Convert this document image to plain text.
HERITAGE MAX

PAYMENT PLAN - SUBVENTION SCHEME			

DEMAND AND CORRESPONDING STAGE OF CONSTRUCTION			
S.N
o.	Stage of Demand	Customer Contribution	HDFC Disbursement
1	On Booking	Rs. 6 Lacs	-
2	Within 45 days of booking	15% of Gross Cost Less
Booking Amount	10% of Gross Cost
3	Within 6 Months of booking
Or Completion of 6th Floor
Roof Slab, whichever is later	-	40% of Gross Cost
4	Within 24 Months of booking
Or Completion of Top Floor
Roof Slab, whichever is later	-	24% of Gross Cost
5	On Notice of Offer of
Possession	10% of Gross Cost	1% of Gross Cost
_ _ _ _
◆ **Exercise details**
Copy every record exactly as presented.

◆ **Result**
Convert this document image to plain text.
HERITAGE MAX

PAYMENT PLAN - SUBVENTION SCHEME			

DEMAND AND CORRESPONDING STAGE OF CONSTRUCTION			
S.N
o.	Stage of Demand	Customer Contribution	HDFC Disbursement
1	On Booking	Rs. 6 Lacs	-
2	Within 45 days of booking	15% of Gross Cost Less
Booking Amount	10% of Gross Cost
3	Within 6 Months of booking
Or Completion of 6th Floor
Roof Slab, whichever is later	-	40% of Gross Cost
4	Within 24 Months of booking
Or Completion of Top Floor
Roof Slab, whichever is later	-	24% of Gross Cost
5	On Notice of Offer of
Possession	10% of Gross Cost	1% of Gross Cost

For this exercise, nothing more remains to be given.